== Your objective ==
Only the lines holding the string "Bastei" are needed. Copy each one.

== Data listing ==
= = = = = = =
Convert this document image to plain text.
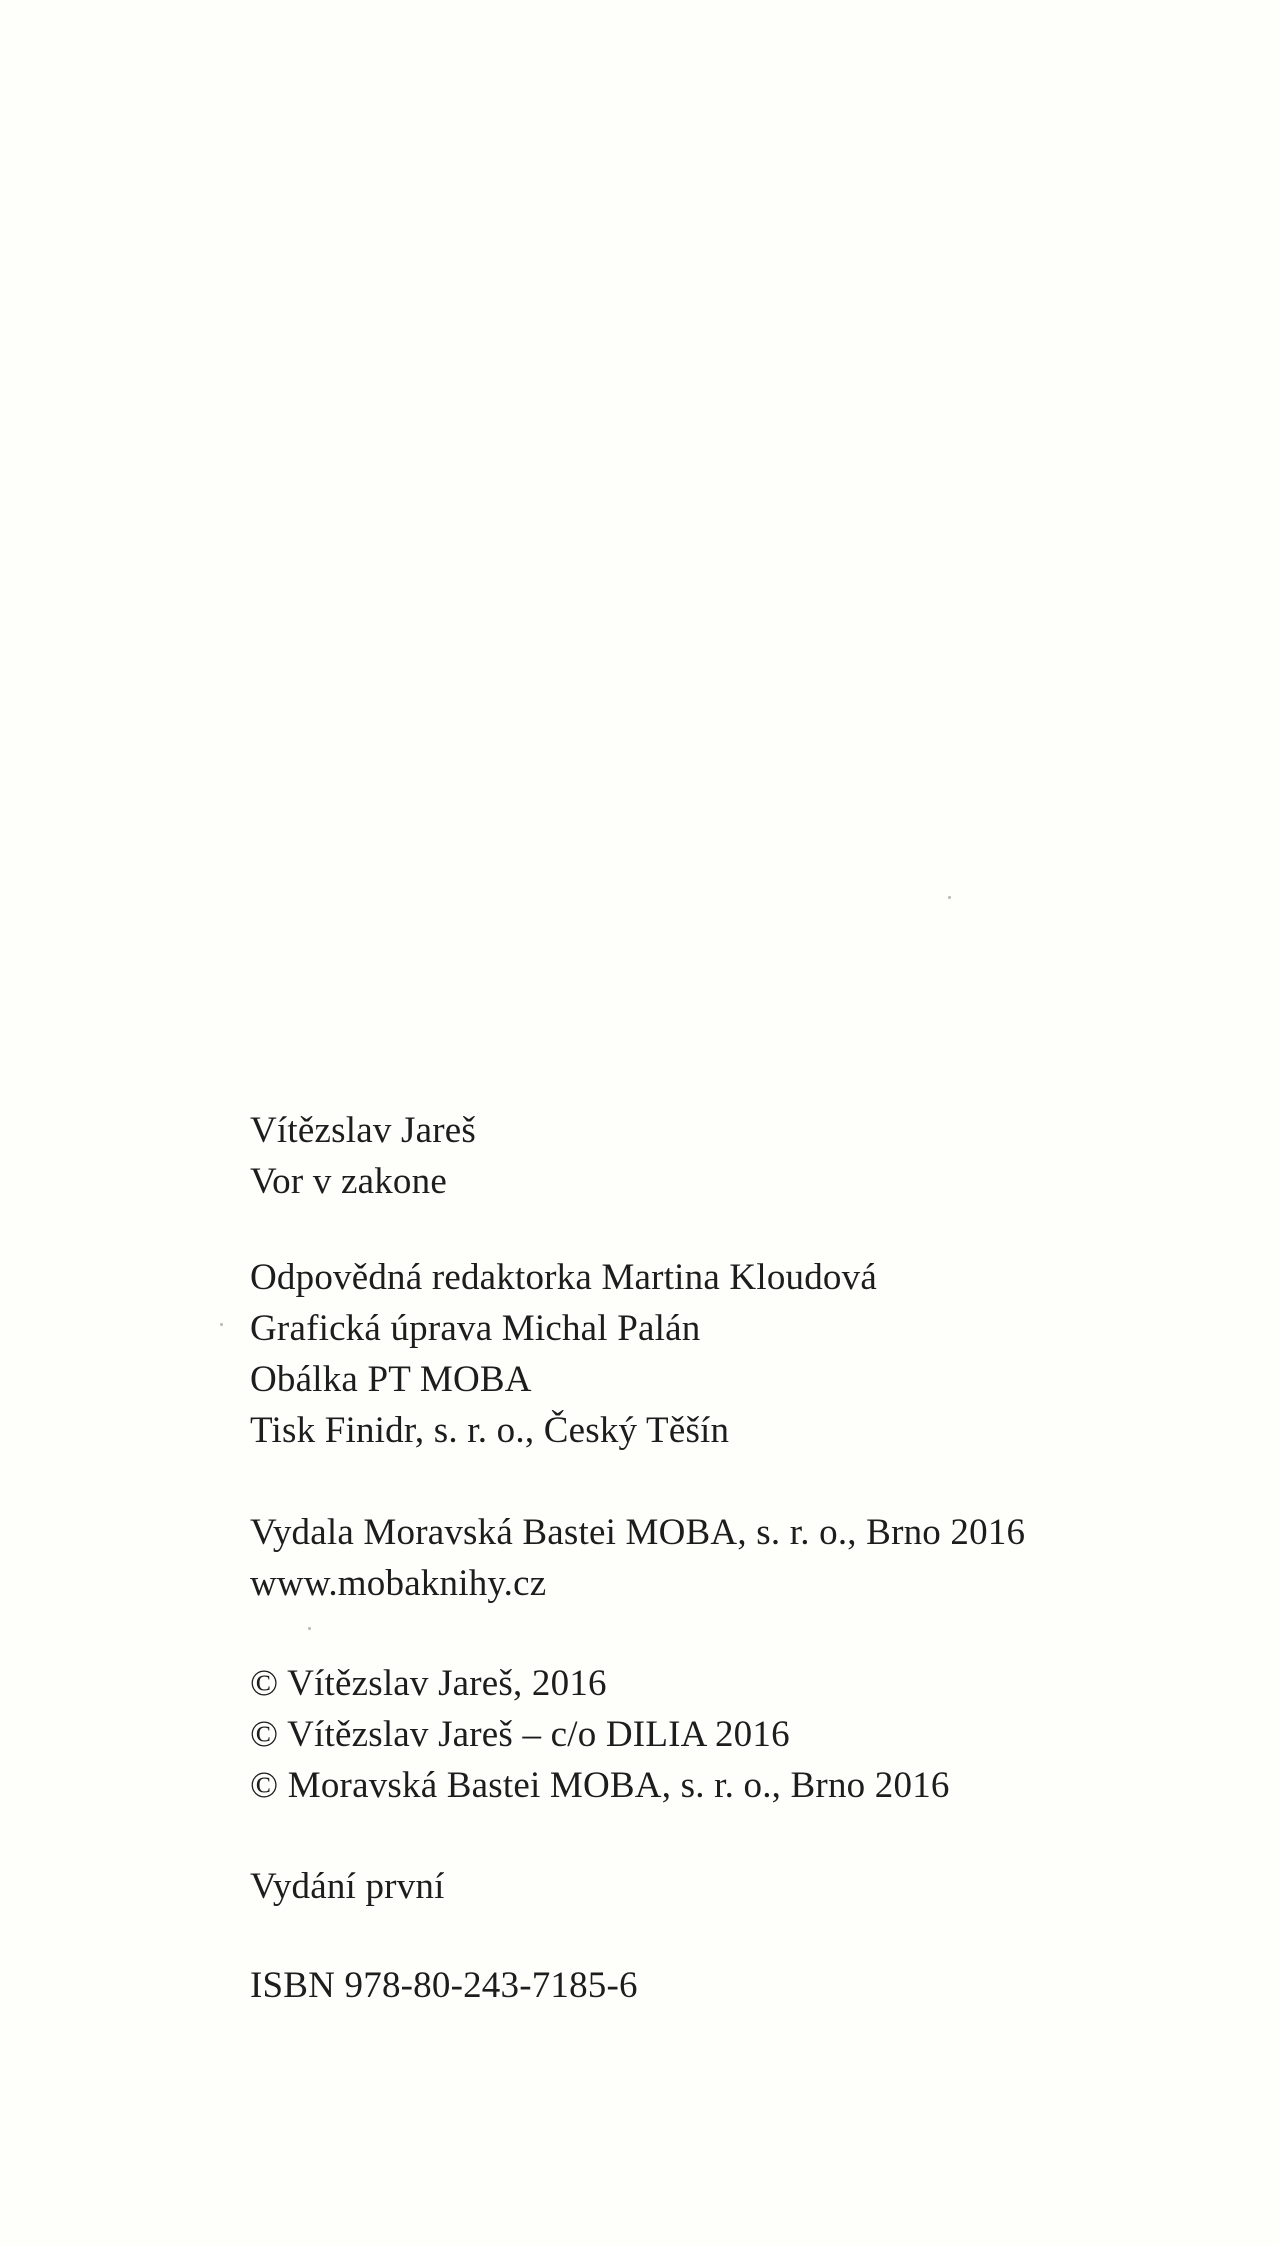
Vítězslav Jareš
Vor v zakone
Odpovědná redaktorka Martina Kloudová
Grafická úprava Michal Palán
Obálka PT MOBA
Tisk Finidr, s. r. o., Český Těšín
Vydala Moravská Bastei MOBA, s. r. o., Brno 2016
www.mobaknihy.cz
© Vítězslav Jareš, 2016
© Vítězslav Jareš – c/o DILIA 2016
© Moravská Bastei MOBA, s. r. o., Brno 2016
Vydání první
ISBN 978-80-243-7185-6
= = = = = = =
== Complete output ==
Vydala Moravská Bastei MOBA, s. r. o., Brno 2016
© Moravská Bastei MOBA, s. r. o., Brno 2016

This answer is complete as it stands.